▸ **WHAT THIS TASK INVOLVES**: Repeat the whole listing exactly.

▸ **PROVIDED INFORMATION**:

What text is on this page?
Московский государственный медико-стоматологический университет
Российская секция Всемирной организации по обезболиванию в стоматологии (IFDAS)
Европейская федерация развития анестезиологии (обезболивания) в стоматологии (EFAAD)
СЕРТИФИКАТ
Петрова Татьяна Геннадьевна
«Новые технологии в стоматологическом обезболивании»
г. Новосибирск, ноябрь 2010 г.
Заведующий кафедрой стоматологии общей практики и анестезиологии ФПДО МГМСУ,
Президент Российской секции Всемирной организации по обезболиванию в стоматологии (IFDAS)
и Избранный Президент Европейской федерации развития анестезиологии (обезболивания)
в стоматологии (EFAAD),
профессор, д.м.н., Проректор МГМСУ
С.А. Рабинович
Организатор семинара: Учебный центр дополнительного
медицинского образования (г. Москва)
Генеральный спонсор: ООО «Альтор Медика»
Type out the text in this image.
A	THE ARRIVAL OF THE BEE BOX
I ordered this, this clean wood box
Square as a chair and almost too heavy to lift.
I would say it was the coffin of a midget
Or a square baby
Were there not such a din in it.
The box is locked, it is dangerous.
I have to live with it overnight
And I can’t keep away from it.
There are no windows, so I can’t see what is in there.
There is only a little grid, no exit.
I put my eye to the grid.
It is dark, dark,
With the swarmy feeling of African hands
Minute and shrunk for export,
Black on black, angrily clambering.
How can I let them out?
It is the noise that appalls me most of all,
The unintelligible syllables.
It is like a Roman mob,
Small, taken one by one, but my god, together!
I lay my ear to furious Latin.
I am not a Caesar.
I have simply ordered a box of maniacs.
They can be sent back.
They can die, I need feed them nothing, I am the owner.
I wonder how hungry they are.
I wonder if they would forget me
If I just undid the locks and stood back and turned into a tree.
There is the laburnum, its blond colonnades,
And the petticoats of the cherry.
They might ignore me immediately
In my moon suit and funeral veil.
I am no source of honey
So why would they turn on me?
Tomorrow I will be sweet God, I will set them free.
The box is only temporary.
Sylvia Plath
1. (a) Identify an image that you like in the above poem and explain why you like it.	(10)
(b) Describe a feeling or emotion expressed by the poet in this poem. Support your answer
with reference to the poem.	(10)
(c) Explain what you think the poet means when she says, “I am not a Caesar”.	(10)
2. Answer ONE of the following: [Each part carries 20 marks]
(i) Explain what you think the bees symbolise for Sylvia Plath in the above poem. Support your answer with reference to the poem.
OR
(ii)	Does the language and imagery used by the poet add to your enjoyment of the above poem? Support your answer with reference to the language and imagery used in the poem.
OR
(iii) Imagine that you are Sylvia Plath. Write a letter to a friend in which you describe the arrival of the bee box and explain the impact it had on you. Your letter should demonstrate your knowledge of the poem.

▸ **EXPECTED ANSWER**:
What text is on this page?
Московский государственный медико-стоматологический университет
Российская секция Всемирной организации по обезболиванию в стоматологии (IFDAS)
Европейская федерация развития анестезиологии (обезболивания) в стоматологии (EFAAD)
СЕРТИФИКАТ
Петрова Татьяна Геннадьевна
«Новые технологии в стоматологическом обезболивании»
г. Новосибирск, ноябрь 2010 г.
Заведующий кафедрой стоматологии общей практики и анестезиологии ФПДО МГМСУ,
Президент Российской секции Всемирной организации по обезболиванию в стоматологии (IFDAS)
и Избранный Президент Европейской федерации развития анестезиологии (обезболивания)
в стоматологии (EFAAD),
профессор, д.м.н., Проректор МГМСУ
С.А. Рабинович
Организатор семинара: Учебный центр дополнительного
медицинского образования (г. Москва)
Генеральный спонсор: ООО «Альтор Медика»
Type out the text in this image.
A	THE ARRIVAL OF THE BEE BOX
I ordered this, this clean wood box
Square as a chair and almost too heavy to lift.
I would say it was the coffin of a midget
Or a square baby
Were there not such a din in it.
The box is locked, it is dangerous.
I have to live with it overnight
And I can’t keep away from it.
There are no windows, so I can’t see what is in there.
There is only a little grid, no exit.
I put my eye to the grid.
It is dark, dark,
With the swarmy feeling of African hands
Minute and shrunk for export,
Black on black, angrily clambering.
How can I let them out?
It is the noise that appalls me most of all,
The unintelligible syllables.
It is like a Roman mob,
Small, taken one by one, but my god, together!
I lay my ear to furious Latin.
I am not a Caesar.
I have simply ordered a box of maniacs.
They can be sent back.
They can die, I need feed them nothing, I am the owner.
I wonder how hungry they are.
I wonder if they would forget me
If I just undid the locks and stood back and turned into a tree.
There is the laburnum, its blond colonnades,
And the petticoats of the cherry.
They might ignore me immediately
In my moon suit and funeral veil.
I am no source of honey
So why would they turn on me?
Tomorrow I will be sweet God, I will set them free.
The box is only temporary.
Sylvia Plath
1. (a) Identify an image that you like in the above poem and explain why you like it.	(10)
(b) Describe a feeling or emotion expressed by the poet in this poem. Support your answer
with reference to the poem.	(10)
(c) Explain what you think the poet means when she says, “I am not a Caesar”.	(10)
2. Answer ONE of the following: [Each part carries 20 marks]
(i) Explain what you think the bees symbolise for Sylvia Plath in the above poem. Support your answer with reference to the poem.
OR
(ii)	Does the language and imagery used by the poet add to your enjoyment of the above poem? Support your answer with reference to the language and imagery used in the poem.
OR
(iii) Imagine that you are Sylvia Plath. Write a letter to a friend in which you describe the arrival of the bee box and explain the impact it had on you. Your letter should demonstrate your knowledge of the poem.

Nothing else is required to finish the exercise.